Given request: Write out each line word for word. Drop pictures.
* * * *
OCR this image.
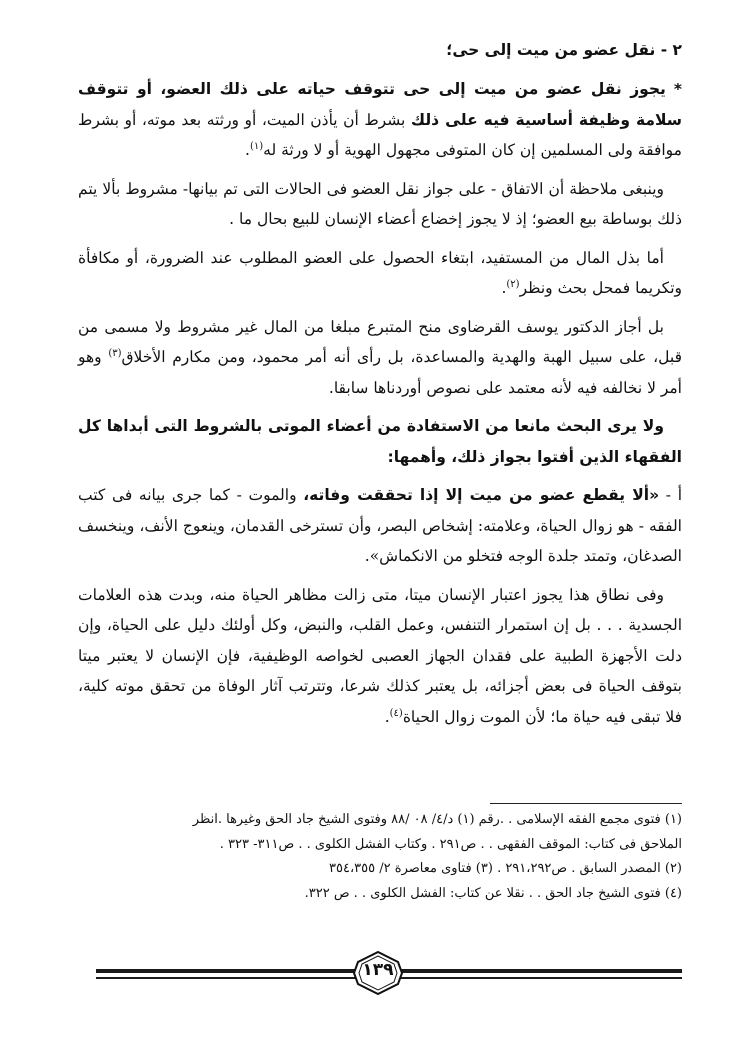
٢ - نقل عضو من ميت إلى حى؛

* يجوز نقل عضو من ميت إلى حى تتوقف حياته على ذلك العضو، أو تتوقف سلامة وظيفة أساسية فيه على ذلك بشرط أن يأذن الميت، أو ورثته بعد موته، أو بشرط موافقة ولى المسلمين إن كان المتوفى مجهول الهوية أو لا ورثة له$^{(١)}$.

وينبغى ملاحظة أن الاتفاق - على جواز نقل العضو فى الحالات التى تم بيانها- مشروط بألا يتم ذلك بوساطة بيع العضو؛ إذ لا يجوز إخضاع أعضاء الإنسان للبيع بحال ما .

أما بذل المال من المستفيد، ابتغاء الحصول على العضو المطلوب عند الضرورة، أو مكافأة وتكريما فمحل بحث ونظر$^{(٢)}$.

بل أجاز الدكتور يوسف القرضاوى منح المتبرع مبلغا من المال غير مشروط ولا مسمى من قبل، على سبيل الهبة والهدية والمساعدة، بل رأى أنه أمر محمود، ومن مكارم الأخلاق$^{(٣)}$ وهو أمر لا نخالفه فيه لأنه معتمد على نصوص أوردناها سابقا.

ولا يرى البحث مانعا من الاستفادة من أعضاء الموتى بالشروط التى أبداها كل الفقهاء الذين أفتوا بجواز ذلك، وأهمها:

أ - «ألا يقطع عضو من ميت إلا إذا تحققت وفاته، والموت - كما جرى بيانه فى كتب الفقه - هو زوال الحياة، وعلامته: إشخاص البصر، وأن تسترخى القدمان، وينعوج الأنف، وينخسف الصدغان، وتمتد جلدة الوجه فتخلو من الانكماش».

وفى نطاق هذا يجوز اعتبار الإنسان ميتا، متى زالت مظاهر الحياة منه، وبدت هذه العلامات الجسدية . . . بل إن استمرار التنفس، وعمل القلب، والنبض، وكل أولئك دليل على الحياة، وإن دلت الأجهزة الطبية على فقدان الجهاز العصبى لخواصه الوظيفية، فإن الإنسان لا يعتبر ميتا بتوقف الحياة فى بعض أجزائه، بل يعتبر كذلك شرعا، وتترتب آثار الوفاة من تحقق موته كلية، فلا تبقى فيه حياة ما؛ لأن الموت زوال الحياة$^{(٤)}$.

(١) فتوى مجمع الفقه الإسلامى . .رقم (١) د/٤/ ٠٨ /٨٨ وفتوى الشيخ جاد الحق وغيرها .انظر
الملاحق فى كتاب: الموقف الفقهى . . ص٢٩١ . وكتاب الفشل الكلوى . . ص٣١١- ٣٢٣ .
(٢) المصدر السابق . ص٢٩١،٢٩٢ . (٣) فتاوى معاصرة ٢/ ٣٥٤،٣٥٥
(٤) فتوى الشيخ جاد الحق . . نقلا عن كتاب: الفشل الكلوى . . ص ٣٢٢.
١٣٩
* * * *
Complete output:
OCR this image.
٢ - نقل عضو من ميت إلى حى؛

* يجوز نقل عضو من ميت إلى حى تتوقف حياته على ذلك العضو، أو تتوقف سلامة وظيفة أساسية فيه على ذلك بشرط أن يأذن الميت، أو ورثته بعد موته، أو بشرط موافقة ولى المسلمين إن كان المتوفى مجهول الهوية أو لا ورثة له$^{(١)}$.

وينبغى ملاحظة أن الاتفاق - على جواز نقل العضو فى الحالات التى تم بيانها- مشروط بألا يتم ذلك بوساطة بيع العضو؛ إذ لا يجوز إخضاع أعضاء الإنسان للبيع بحال ما .

أما بذل المال من المستفيد، ابتغاء الحصول على العضو المطلوب عند الضرورة، أو مكافأة وتكريما فمحل بحث ونظر$^{(٢)}$.

بل أجاز الدكتور يوسف القرضاوى منح المتبرع مبلغا من المال غير مشروط ولا مسمى من قبل، على سبيل الهبة والهدية والمساعدة، بل رأى أنه أمر محمود، ومن مكارم الأخلاق$^{(٣)}$ وهو أمر لا نخالفه فيه لأنه معتمد على نصوص أوردناها سابقا.

ولا يرى البحث مانعا من الاستفادة من أعضاء الموتى بالشروط التى أبداها كل الفقهاء الذين أفتوا بجواز ذلك، وأهمها:

أ - «ألا يقطع عضو من ميت إلا إذا تحققت وفاته، والموت - كما جرى بيانه فى كتب الفقه - هو زوال الحياة، وعلامته: إشخاص البصر، وأن تسترخى القدمان، وينعوج الأنف، وينخسف الصدغان، وتمتد جلدة الوجه فتخلو من الانكماش».

وفى نطاق هذا يجوز اعتبار الإنسان ميتا، متى زالت مظاهر الحياة منه، وبدت هذه العلامات الجسدية . . . بل إن استمرار التنفس، وعمل القلب، والنبض، وكل أولئك دليل على الحياة، وإن دلت الأجهزة الطبية على فقدان الجهاز العصبى لخواصه الوظيفية، فإن الإنسان لا يعتبر ميتا بتوقف الحياة فى بعض أجزائه، بل يعتبر كذلك شرعا، وتترتب آثار الوفاة من تحقق موته كلية، فلا تبقى فيه حياة ما؛ لأن الموت زوال الحياة$^{(٤)}$.

(١) فتوى مجمع الفقه الإسلامى . .رقم (١) د/٤/ ٠٨ /٨٨ وفتوى الشيخ جاد الحق وغيرها .انظر
الملاحق فى كتاب: الموقف الفقهى . . ص٢٩١ . وكتاب الفشل الكلوى . . ص٣١١- ٣٢٣ .
(٢) المصدر السابق . ص٢٩١،٢٩٢ . (٣) فتاوى معاصرة ٢/ ٣٥٤،٣٥٥
(٤) فتوى الشيخ جاد الحق . . نقلا عن كتاب: الفشل الكلوى . . ص ٣٢٢.
١٣٩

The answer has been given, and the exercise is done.